• _Work to complete_
Everything in the listing except the pictures should be written out exactly.

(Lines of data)

Start

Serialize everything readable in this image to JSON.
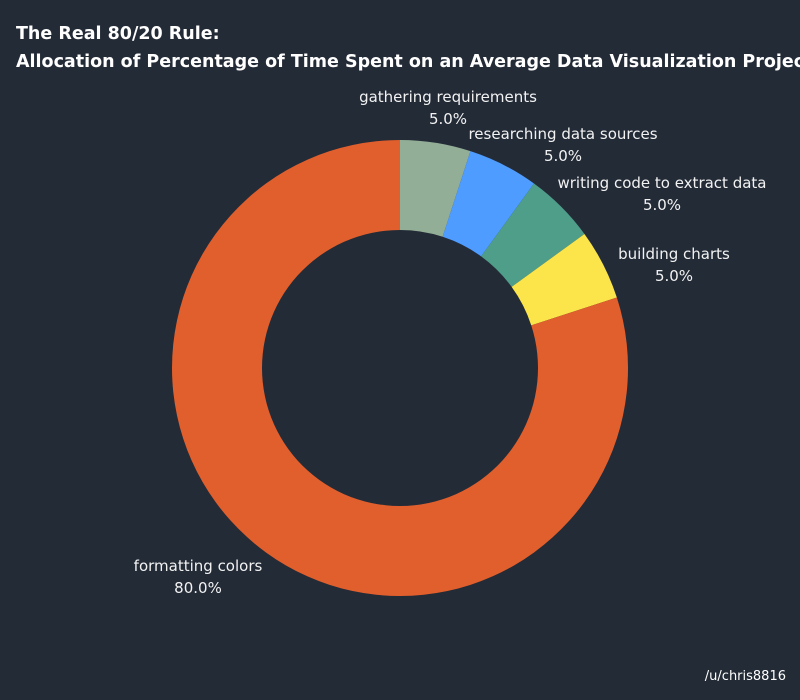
{
  "chart_data": {
    "type": "pie",
    "title": "The Real 80/20 Rule:",
    "subtitle": "Allocation of Percentage of Time Spent on an Average Data Visualization Project",
    "categories": [
      "gathering requirements",
      "researching data sources",
      "writing code to extract data",
      "building charts",
      "formatting colors"
    ],
    "values": [
      5.0,
      5.0,
      5.0,
      5.0,
      80.0
    ],
    "value_labels": [
      "5.0%",
      "5.0%",
      "5.0%",
      "5.0%",
      "80.0%"
    ],
    "colors": [
      "#93ae96",
      "#4e9cff",
      "#4f9e8a",
      "#fce54a",
      "#e15f2d"
    ],
    "donut": true,
    "start_angle": "12 o'clock",
    "direction": "clockwise",
    "legend": "none"
  },
  "credit": "/u/chris8816",
  "background_color": "#232b37"
}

End

• _Output below_
Serialize everything readable in this image to JSON.
{
  "chart_data": {
    "type": "pie",
    "title": "The Real 80/20 Rule:",
    "subtitle": "Allocation of Percentage of Time Spent on an Average Data Visualization Project",
    "categories": [
      "gathering requirements",
      "researching data sources",
      "writing code to extract data",
      "building charts",
      "formatting colors"
    ],
    "values": [
      5.0,
      5.0,
      5.0,
      5.0,
      80.0
    ],
    "value_labels": [
      "5.0%",
      "5.0%",
      "5.0%",
      "5.0%",
      "80.0%"
    ],
    "colors": [
      "#93ae96",
      "#4e9cff",
      "#4f9e8a",
      "#fce54a",
      "#e15f2d"
    ],
    "donut": true,
    "start_angle": "12 o'clock",
    "direction": "clockwise",
    "legend": "none"
  },
  "credit": "/u/chris8816",
  "background_color": "#232b37"
}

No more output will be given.